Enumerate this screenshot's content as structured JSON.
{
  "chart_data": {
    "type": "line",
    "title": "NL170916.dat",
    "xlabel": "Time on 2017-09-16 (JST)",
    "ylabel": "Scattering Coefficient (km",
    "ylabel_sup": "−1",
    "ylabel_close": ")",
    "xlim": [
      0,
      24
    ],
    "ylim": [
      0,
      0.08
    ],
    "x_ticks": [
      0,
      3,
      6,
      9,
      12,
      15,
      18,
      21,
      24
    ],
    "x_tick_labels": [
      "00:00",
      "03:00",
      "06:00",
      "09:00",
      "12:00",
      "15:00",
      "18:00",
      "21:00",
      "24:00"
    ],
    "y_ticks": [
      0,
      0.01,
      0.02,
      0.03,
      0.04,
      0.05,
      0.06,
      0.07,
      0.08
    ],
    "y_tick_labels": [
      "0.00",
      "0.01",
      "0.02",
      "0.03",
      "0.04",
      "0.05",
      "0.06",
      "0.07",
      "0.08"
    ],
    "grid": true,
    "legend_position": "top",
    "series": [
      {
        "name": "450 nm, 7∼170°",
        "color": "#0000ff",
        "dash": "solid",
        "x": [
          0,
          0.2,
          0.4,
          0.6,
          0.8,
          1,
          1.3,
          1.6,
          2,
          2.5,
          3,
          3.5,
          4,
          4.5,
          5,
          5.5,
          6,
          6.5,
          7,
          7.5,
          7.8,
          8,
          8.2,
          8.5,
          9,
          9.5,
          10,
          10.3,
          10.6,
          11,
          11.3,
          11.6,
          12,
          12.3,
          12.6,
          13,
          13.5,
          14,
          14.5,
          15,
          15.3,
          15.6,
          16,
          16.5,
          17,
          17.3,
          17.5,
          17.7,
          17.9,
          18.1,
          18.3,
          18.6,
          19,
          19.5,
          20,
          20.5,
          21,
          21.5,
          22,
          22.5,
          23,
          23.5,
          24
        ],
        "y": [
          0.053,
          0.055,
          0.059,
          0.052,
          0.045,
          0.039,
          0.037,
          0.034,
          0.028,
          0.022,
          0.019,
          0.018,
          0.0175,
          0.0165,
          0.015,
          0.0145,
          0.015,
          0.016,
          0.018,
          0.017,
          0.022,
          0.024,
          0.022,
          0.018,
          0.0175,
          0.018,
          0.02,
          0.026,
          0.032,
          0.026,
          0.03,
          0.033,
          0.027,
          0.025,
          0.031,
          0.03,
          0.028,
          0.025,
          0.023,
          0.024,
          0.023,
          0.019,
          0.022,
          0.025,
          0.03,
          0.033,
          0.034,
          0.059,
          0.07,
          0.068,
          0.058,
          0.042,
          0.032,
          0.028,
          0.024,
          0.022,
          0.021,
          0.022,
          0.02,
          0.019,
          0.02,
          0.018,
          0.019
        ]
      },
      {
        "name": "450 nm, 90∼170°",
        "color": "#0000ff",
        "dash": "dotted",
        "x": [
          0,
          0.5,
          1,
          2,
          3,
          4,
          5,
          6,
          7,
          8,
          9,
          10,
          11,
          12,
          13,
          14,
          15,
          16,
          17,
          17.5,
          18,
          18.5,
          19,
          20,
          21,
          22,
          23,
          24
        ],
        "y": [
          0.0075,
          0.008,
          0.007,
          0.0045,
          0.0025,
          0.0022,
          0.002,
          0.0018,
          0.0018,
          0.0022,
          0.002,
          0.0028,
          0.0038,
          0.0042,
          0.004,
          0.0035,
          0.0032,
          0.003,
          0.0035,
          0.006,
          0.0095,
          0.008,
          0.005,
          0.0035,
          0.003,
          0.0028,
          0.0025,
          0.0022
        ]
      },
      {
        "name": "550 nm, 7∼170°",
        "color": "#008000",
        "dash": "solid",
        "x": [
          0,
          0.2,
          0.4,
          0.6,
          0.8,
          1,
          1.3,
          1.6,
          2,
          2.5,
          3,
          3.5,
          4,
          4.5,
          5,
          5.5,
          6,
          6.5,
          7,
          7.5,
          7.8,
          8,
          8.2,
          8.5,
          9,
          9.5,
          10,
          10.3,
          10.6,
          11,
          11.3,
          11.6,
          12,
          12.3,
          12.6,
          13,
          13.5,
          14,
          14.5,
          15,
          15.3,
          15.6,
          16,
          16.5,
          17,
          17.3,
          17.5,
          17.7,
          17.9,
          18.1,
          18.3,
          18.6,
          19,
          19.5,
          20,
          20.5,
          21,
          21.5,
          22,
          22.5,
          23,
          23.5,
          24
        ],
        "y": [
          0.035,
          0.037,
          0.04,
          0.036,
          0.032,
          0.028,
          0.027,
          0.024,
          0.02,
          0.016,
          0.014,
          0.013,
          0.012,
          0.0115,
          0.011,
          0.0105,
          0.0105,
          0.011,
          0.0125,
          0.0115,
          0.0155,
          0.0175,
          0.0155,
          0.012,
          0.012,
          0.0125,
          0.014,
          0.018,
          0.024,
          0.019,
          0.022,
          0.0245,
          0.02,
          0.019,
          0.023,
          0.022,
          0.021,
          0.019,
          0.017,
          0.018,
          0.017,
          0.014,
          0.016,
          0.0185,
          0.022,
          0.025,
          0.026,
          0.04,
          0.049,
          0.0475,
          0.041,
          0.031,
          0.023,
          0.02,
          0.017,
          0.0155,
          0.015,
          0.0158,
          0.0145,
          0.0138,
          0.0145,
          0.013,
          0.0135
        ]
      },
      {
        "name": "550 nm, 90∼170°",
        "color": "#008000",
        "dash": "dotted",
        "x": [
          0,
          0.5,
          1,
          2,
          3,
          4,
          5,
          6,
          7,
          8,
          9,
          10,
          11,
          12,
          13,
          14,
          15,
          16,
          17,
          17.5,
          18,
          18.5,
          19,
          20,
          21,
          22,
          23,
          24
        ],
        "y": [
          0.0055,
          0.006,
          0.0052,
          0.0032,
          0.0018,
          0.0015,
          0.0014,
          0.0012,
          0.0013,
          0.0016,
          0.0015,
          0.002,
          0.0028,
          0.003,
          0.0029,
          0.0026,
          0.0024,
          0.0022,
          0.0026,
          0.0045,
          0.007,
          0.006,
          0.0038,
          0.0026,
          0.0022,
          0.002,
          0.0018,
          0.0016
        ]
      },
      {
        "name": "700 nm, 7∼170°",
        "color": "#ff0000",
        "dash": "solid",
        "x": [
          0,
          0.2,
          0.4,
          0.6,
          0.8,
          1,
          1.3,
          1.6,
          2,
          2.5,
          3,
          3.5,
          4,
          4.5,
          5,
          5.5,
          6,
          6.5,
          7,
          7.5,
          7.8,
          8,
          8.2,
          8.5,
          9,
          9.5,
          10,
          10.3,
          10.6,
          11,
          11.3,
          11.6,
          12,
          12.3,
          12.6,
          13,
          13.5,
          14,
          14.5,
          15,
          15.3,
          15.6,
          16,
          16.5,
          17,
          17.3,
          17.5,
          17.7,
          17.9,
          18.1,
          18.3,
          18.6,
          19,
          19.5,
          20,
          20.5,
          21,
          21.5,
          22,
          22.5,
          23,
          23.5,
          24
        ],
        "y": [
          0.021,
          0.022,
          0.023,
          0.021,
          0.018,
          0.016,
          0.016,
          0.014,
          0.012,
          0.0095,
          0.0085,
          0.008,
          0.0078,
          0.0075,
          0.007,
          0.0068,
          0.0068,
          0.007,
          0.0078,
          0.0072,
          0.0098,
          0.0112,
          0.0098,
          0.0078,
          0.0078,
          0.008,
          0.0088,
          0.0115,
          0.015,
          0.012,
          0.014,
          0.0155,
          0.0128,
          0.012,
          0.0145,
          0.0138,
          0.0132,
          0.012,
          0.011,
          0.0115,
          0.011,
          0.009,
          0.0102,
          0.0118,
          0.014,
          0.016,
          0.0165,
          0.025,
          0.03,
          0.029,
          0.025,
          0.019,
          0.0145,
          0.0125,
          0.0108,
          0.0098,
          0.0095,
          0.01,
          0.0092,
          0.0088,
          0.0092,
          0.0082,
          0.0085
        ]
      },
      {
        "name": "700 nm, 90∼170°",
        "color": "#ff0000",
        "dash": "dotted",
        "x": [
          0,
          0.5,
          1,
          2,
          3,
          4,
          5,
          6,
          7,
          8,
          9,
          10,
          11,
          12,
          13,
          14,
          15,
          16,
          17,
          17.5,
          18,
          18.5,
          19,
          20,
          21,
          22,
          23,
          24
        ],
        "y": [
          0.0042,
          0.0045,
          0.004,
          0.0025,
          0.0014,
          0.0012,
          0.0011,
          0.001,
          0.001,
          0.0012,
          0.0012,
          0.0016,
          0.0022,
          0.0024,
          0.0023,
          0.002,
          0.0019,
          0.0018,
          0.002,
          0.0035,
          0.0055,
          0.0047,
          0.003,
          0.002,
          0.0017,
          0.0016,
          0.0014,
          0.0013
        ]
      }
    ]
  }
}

What you need to do ->
Return all lines containing the word "name".

Correct output ->
        "name": "450 nm, 7∼170°",
        "name": "450 nm, 90∼170°",
        "name": "550 nm, 7∼170°",
        "name": "550 nm, 90∼170°",
        "name": "700 nm, 7∼170°",
        "name": "700 nm, 90∼170°",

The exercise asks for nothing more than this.